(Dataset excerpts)

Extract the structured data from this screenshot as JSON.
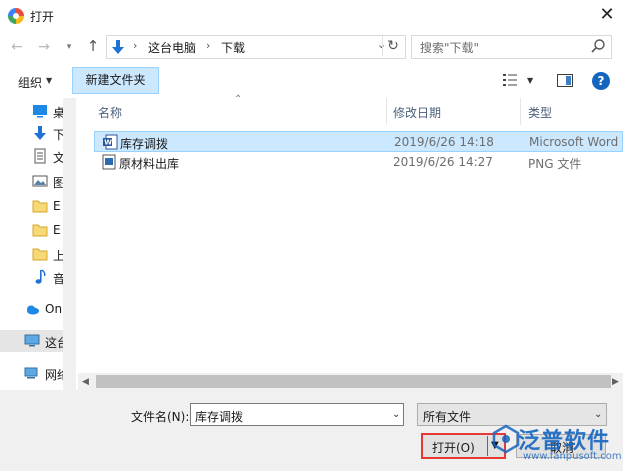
{
  "window": {
    "title": "打开"
  },
  "address": {
    "crumbs": [
      "这台电脑",
      "下载"
    ]
  },
  "search": {
    "placeholder": "搜索\"下载\""
  },
  "toolbar": {
    "organize_label": "组织",
    "new_folder_label": "新建文件夹"
  },
  "nav_pane": {
    "items": [
      {
        "label": "桌",
        "icon": "desktop-icon"
      },
      {
        "label": "下",
        "icon": "download-icon"
      },
      {
        "label": "文",
        "icon": "document-icon"
      },
      {
        "label": "图",
        "icon": "picture-icon"
      },
      {
        "label": "E",
        "icon": "folder-icon"
      },
      {
        "label": "E",
        "icon": "folder-icon"
      },
      {
        "label": "上",
        "icon": "folder-icon"
      },
      {
        "label": "音",
        "icon": "music-icon"
      },
      {
        "label": "On",
        "icon": "onedrive-icon"
      },
      {
        "label": "这台",
        "icon": "computer-icon"
      },
      {
        "label": "网络",
        "icon": "network-icon"
      }
    ]
  },
  "columns": {
    "name": "名称",
    "date": "修改日期",
    "type": "类型"
  },
  "files": [
    {
      "name": "库存调拨",
      "date": "2019/6/26 14:18",
      "type": "Microsoft Word",
      "icon": "word-doc-icon",
      "selected": true
    },
    {
      "name": "原材料出库",
      "date": "2019/6/26 14:27",
      "type": "PNG 文件",
      "icon": "png-file-icon",
      "selected": false
    }
  ],
  "bottom": {
    "filename_label": "文件名(N):",
    "filename_value": "库存调拨",
    "filetype_value": "所有文件",
    "open_label": "打开(O)",
    "cancel_label": "取消"
  },
  "watermark": {
    "brand": "泛普软件",
    "url": "www.fanpusoft.com"
  },
  "colors": {
    "selection": "#cce8ff",
    "accent": "#1565c0",
    "highlight_border": "#e53935"
  }
}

**Request:** Write out all the entries word for word, but skip any images.

**Solved exercise:**
Extract the structured data from this screenshot as JSON.
{
  "window": {
    "title": "打开"
  },
  "address": {
    "crumbs": [
      "这台电脑",
      "下载"
    ]
  },
  "search": {
    "placeholder": "搜索\"下载\""
  },
  "toolbar": {
    "organize_label": "组织",
    "new_folder_label": "新建文件夹"
  },
  "nav_pane": {
    "items": [
      {
        "label": "桌",
        "icon": "desktop-icon"
      },
      {
        "label": "下",
        "icon": "download-icon"
      },
      {
        "label": "文",
        "icon": "document-icon"
      },
      {
        "label": "图",
        "icon": "picture-icon"
      },
      {
        "label": "E",
        "icon": "folder-icon"
      },
      {
        "label": "E",
        "icon": "folder-icon"
      },
      {
        "label": "上",
        "icon": "folder-icon"
      },
      {
        "label": "音",
        "icon": "music-icon"
      },
      {
        "label": "On",
        "icon": "onedrive-icon"
      },
      {
        "label": "这台",
        "icon": "computer-icon"
      },
      {
        "label": "网络",
        "icon": "network-icon"
      }
    ]
  },
  "columns": {
    "name": "名称",
    "date": "修改日期",
    "type": "类型"
  },
  "files": [
    {
      "name": "库存调拨",
      "date": "2019/6/26 14:18",
      "type": "Microsoft Word",
      "icon": "word-doc-icon",
      "selected": true
    },
    {
      "name": "原材料出库",
      "date": "2019/6/26 14:27",
      "type": "PNG 文件",
      "icon": "png-file-icon",
      "selected": false
    }
  ],
  "bottom": {
    "filename_label": "文件名(N):",
    "filename_value": "库存调拨",
    "filetype_value": "所有文件",
    "open_label": "打开(O)",
    "cancel_label": "取消"
  },
  "watermark": {
    "brand": "泛普软件",
    "url": "www.fanpusoft.com"
  },
  "colors": {
    "selection": "#cce8ff",
    "accent": "#1565c0",
    "highlight_border": "#e53935"
  }
}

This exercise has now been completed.